(Data records)
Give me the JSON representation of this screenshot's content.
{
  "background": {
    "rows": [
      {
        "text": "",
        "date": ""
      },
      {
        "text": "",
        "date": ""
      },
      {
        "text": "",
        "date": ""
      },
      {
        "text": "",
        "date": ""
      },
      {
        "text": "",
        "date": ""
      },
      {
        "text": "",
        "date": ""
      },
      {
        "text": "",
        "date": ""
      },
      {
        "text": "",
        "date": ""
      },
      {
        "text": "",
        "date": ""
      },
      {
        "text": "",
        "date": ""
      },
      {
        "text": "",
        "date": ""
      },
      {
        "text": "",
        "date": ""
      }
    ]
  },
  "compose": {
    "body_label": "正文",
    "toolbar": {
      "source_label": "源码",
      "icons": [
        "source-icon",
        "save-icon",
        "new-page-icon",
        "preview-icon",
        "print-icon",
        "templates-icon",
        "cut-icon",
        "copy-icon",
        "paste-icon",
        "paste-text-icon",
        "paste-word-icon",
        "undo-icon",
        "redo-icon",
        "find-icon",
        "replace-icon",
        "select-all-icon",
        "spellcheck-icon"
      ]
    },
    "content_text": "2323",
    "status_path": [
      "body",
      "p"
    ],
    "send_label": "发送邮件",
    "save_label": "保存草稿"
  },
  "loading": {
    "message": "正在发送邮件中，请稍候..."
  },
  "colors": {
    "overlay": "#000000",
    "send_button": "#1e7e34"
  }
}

» DO THIS
Copy out each line exactly as written.

» IN RESPONSE
Give me the JSON representation of this screenshot's content.
{
  "background": {
    "rows": [
      {
        "text": "",
        "date": ""
      },
      {
        "text": "",
        "date": ""
      },
      {
        "text": "",
        "date": ""
      },
      {
        "text": "",
        "date": ""
      },
      {
        "text": "",
        "date": ""
      },
      {
        "text": "",
        "date": ""
      },
      {
        "text": "",
        "date": ""
      },
      {
        "text": "",
        "date": ""
      },
      {
        "text": "",
        "date": ""
      },
      {
        "text": "",
        "date": ""
      },
      {
        "text": "",
        "date": ""
      },
      {
        "text": "",
        "date": ""
      }
    ]
  },
  "compose": {
    "body_label": "正文",
    "toolbar": {
      "source_label": "源码",
      "icons": [
        "source-icon",
        "save-icon",
        "new-page-icon",
        "preview-icon",
        "print-icon",
        "templates-icon",
        "cut-icon",
        "copy-icon",
        "paste-icon",
        "paste-text-icon",
        "paste-word-icon",
        "undo-icon",
        "redo-icon",
        "find-icon",
        "replace-icon",
        "select-all-icon",
        "spellcheck-icon"
      ]
    },
    "content_text": "2323",
    "status_path": [
      "body",
      "p"
    ],
    "send_label": "发送邮件",
    "save_label": "保存草稿"
  },
  "loading": {
    "message": "正在发送邮件中，请稍候..."
  },
  "colors": {
    "overlay": "#000000",
    "send_button": "#1e7e34"
  }
}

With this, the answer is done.